### Data listing

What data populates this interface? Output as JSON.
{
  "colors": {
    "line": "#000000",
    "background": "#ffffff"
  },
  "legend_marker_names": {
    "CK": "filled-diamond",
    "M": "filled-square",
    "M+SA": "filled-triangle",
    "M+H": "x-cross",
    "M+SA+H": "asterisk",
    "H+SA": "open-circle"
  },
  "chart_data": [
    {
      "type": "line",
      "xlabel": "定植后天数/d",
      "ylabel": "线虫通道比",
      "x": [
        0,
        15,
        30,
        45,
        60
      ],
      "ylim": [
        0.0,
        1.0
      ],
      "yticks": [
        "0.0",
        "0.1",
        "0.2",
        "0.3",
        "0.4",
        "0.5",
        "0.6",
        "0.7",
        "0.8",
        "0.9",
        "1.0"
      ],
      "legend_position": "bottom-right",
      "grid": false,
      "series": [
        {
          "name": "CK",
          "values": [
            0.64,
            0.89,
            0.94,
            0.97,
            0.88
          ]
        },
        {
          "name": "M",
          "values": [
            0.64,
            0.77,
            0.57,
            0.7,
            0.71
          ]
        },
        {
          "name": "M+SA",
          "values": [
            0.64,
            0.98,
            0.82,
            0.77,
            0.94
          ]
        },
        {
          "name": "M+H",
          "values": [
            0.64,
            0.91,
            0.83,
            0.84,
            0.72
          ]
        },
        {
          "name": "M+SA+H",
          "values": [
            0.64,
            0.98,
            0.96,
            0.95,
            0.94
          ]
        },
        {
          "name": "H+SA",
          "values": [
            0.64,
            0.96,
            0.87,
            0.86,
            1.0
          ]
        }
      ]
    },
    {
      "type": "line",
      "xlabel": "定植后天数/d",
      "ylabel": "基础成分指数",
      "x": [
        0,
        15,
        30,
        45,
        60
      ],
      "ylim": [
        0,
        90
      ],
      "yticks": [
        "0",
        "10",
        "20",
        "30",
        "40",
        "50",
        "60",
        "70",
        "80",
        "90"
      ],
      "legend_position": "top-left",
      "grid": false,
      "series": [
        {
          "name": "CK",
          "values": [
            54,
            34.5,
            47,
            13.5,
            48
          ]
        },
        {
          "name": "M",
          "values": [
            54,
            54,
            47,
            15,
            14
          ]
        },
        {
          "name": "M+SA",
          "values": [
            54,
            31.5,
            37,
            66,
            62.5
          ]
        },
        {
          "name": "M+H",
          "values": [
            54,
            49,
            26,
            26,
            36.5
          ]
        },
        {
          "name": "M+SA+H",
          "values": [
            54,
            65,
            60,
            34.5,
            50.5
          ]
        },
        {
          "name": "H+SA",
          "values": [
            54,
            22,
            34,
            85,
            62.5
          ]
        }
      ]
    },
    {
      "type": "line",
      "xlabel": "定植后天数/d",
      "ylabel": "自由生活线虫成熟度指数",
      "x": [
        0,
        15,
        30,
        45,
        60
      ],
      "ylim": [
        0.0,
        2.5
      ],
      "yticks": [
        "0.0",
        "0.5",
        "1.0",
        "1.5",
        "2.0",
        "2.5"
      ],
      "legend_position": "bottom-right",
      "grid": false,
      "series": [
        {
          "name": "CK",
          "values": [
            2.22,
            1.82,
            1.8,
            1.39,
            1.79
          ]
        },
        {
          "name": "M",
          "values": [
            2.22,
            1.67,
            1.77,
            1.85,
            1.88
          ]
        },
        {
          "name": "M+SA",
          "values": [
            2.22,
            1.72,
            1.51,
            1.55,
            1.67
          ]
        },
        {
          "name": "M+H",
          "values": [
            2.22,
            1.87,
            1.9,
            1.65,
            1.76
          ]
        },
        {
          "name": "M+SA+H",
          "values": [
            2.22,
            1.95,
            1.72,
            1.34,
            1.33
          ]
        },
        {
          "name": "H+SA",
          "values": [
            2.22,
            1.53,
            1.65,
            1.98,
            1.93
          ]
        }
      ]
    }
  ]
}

######

• Required work: Pick out each line in the material containing "ylabel".

• Task response:
      "ylabel": "线虫通道比",
      "ylabel": "基础成分指数",
      "ylabel": "自由生活线虫成熟度指数",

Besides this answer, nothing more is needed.